[Start of Exercise materials]

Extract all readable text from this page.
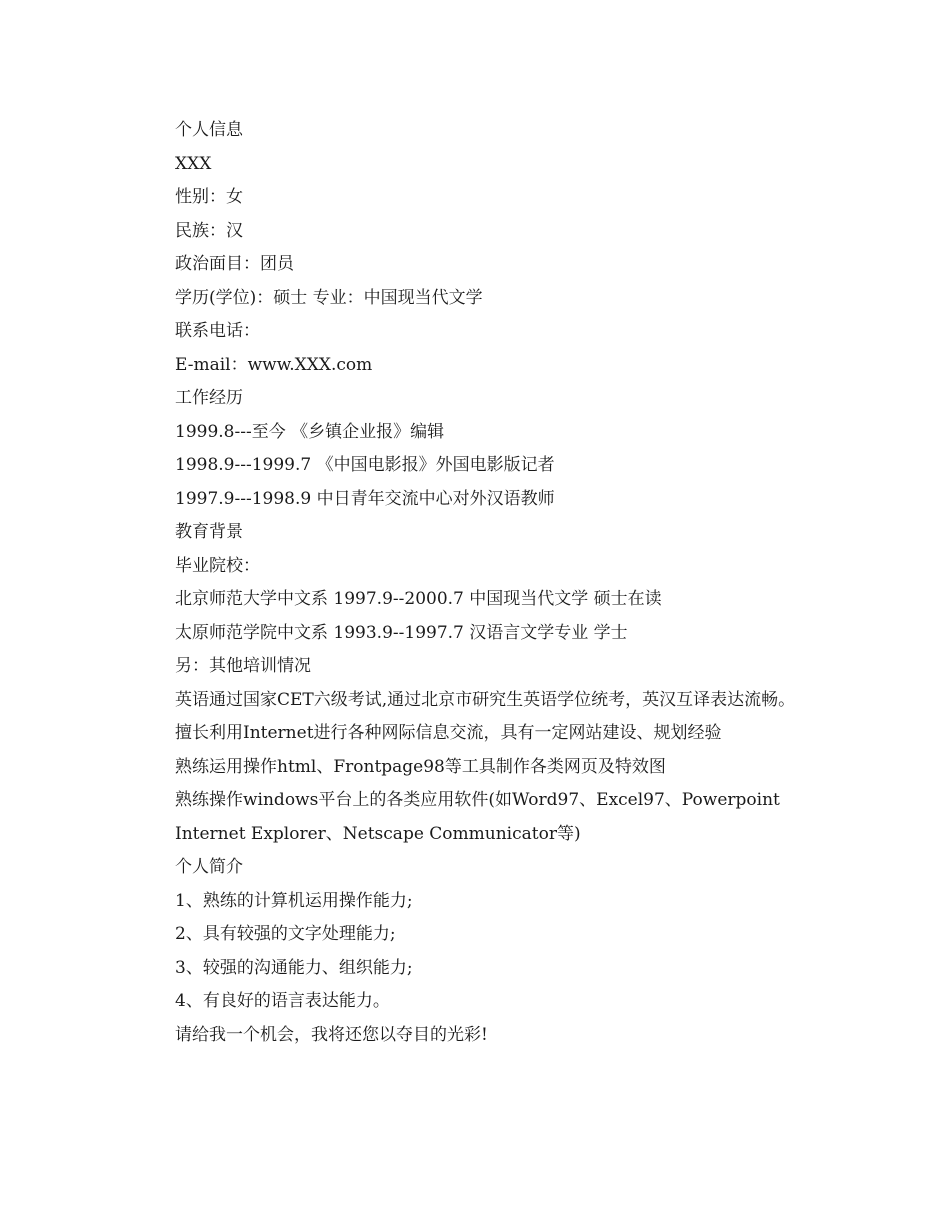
个人信息
XXX
性别：女
民族：汉
政治面目：团员
学历(学位)：硕士 专业：中国现当代文学
联系电话：
E-mail：www.XXX.com
工作经历
1999.8---至今 《乡镇企业报》编辑
1998.9---1999.7 《中国电影报》外国电影版记者
1997.9---1998.9 中日青年交流中心对外汉语教师
教育背景
毕业院校：
北京师范大学中文系 1997.9--2000.7 中国现当代文学 硕士在读
太原师范学院中文系 1993.9--1997.7 汉语言文学专业 学士
另：其他培训情况
英语通过国家CET六级考试,通过北京市研究生英语学位统考，英汉互译表达流畅。
擅长利用Internet进行各种网际信息交流，具有一定网站建设、规划经验
熟练运用操作html、Frontpage98等工具制作各类网页及特效图
熟练操作windows平台上的各类应用软件(如Word97、Excel97、Powerpoint
Internet Explorer、Netscape Communicator等)
个人简介
1、熟练的计算机运用操作能力;
2、具有较强的文字处理能力;
3、较强的沟通能力、组织能力;
4、有良好的语言表达能力。
请给我一个机会，我将还您以夺目的光彩!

[End of Exercise materials]

=== Directions for this task ===
Without including any pictures, print each record exactly.

=== Full response ===
Extract all readable text from this page.
个人信息
XXX
性别：女
民族：汉
政治面目：团员
学历(学位)：硕士 专业：中国现当代文学
联系电话：
E-mail：www.XXX.com
工作经历
1999.8---至今 《乡镇企业报》编辑
1998.9---1999.7 《中国电影报》外国电影版记者
1997.9---1998.9 中日青年交流中心对外汉语教师
教育背景
毕业院校：
北京师范大学中文系 1997.9--2000.7 中国现当代文学 硕士在读
太原师范学院中文系 1993.9--1997.7 汉语言文学专业 学士
另：其他培训情况
英语通过国家CET六级考试,通过北京市研究生英语学位统考，英汉互译表达流畅。
擅长利用Internet进行各种网际信息交流，具有一定网站建设、规划经验
熟练运用操作html、Frontpage98等工具制作各类网页及特效图
熟练操作windows平台上的各类应用软件(如Word97、Excel97、Powerpoint
Internet Explorer、Netscape Communicator等)
个人简介
1、熟练的计算机运用操作能力;
2、具有较强的文字处理能力;
3、较强的沟通能力、组织能力;
4、有良好的语言表达能力。
请给我一个机会，我将还您以夺目的光彩!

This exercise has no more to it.